(Stored items)
* start *

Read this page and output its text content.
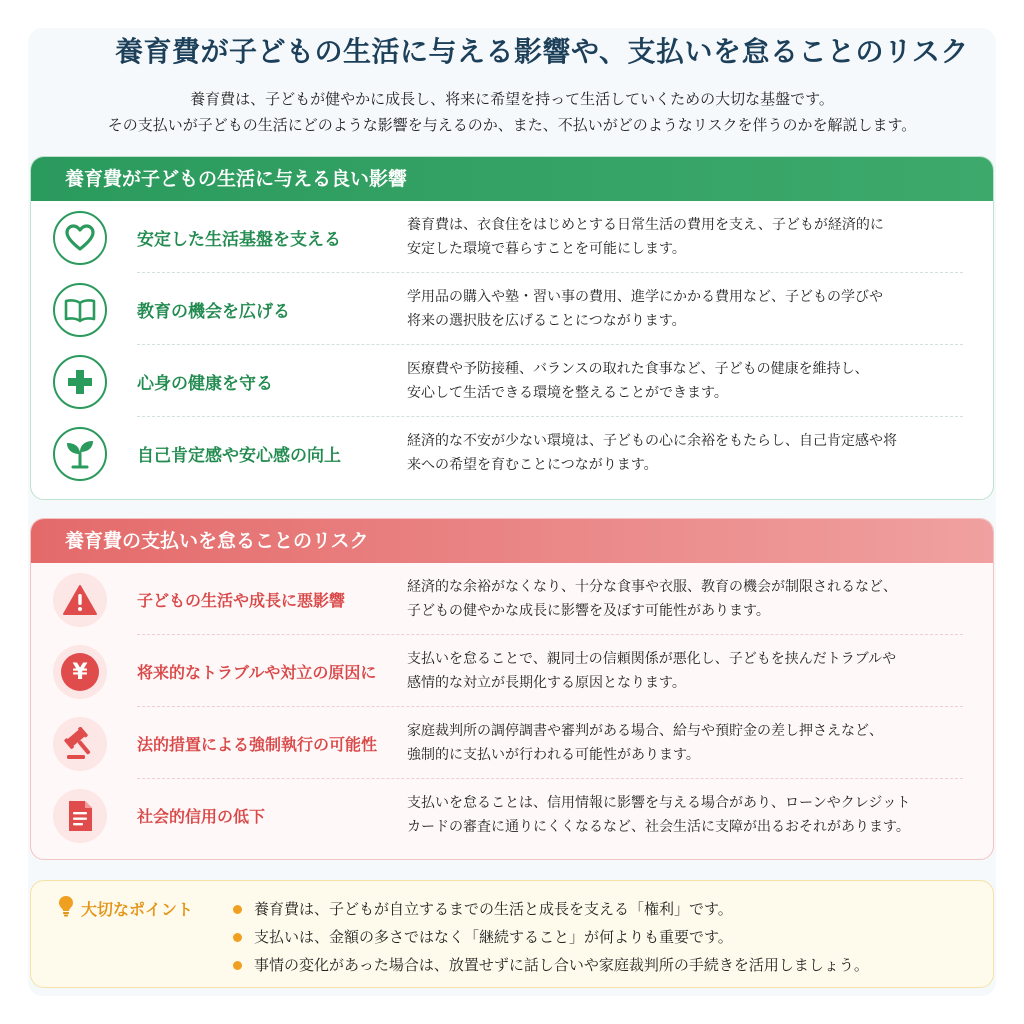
養育費が子どもの生活に与える影響や、支払いを怠ることのリスク
養育費は、子どもが健やかに成長し、将来に希望を持って生活していくための大切な基盤です。
その支払いが子どもの生活にどのような影響を与えるのか、また、不払いがどのようなリスクを伴うのかを解説します。
養育費が子どもの生活に与える良い影響
安定した生活基盤を支える
養育費は、衣食住をはじめとする日常生活の費用を支え、子どもが経済的に
安定した環境で暮らすことを可能にします。
教育の機会を広げる
学用品の購入や塾・習い事の費用、進学にかかる費用など、子どもの学びや
将来の選択肢を広げることにつながります。
心身の健康を守る
医療費や予防接種、バランスの取れた食事など、子どもの健康を維持し、
安心して生活できる環境を整えることができます。
自己肯定感や安心感の向上
経済的な不安が少ない環境は、子どもの心に余裕をもたらし、自己肯定感や将
来への希望を育むことにつながります。
養育費の支払いを怠ることのリスク
子どもの生活や成長に悪影響
経済的な余裕がなくなり、十分な食事や衣服、教育の機会が制限されるなど、
子どもの健やかな成長に影響を及ぼす可能性があります。
¥	将来的なトラブルや対立の原因に
支払いを怠ることで、親同士の信頼関係が悪化し、子どもを挟んだトラブルや
感情的な対立が長期化する原因となります。
法的措置による強制執行の可能性
家庭裁判所の調停調書や審判がある場合、給与や預貯金の差し押さえなど、
強制的に支払いが行われる可能性があります。
社会的信用の低下
支払いを怠ることは、信用情報に影響を与える場合があり、ローンやクレジット
カードの審査に通りにくくなるなど、社会生活に支障が出るおそれがあります。
大切なポイント	養育費は、子どもが自立するまでの生活と成長を支える「権利」です。
支払いは、金額の多さではなく「継続すること」が何よりも重要です。
事情の変化があった場合は、放置せずに話し合いや家庭裁判所の手続きを活用しましょう。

* end *

Aim of the exercise => Copy each line of the listing that holds the word "養育費は".

The solution =>
養育費は、子どもが健やかに成長し、将来に希望を持って生活していくための大切な基盤です。
養育費は、衣食住をはじめとする日常生活の費用を支え、子どもが経済的に
大切なポイント	養育費は、子どもが自立するまでの生活と成長を支える「権利」です。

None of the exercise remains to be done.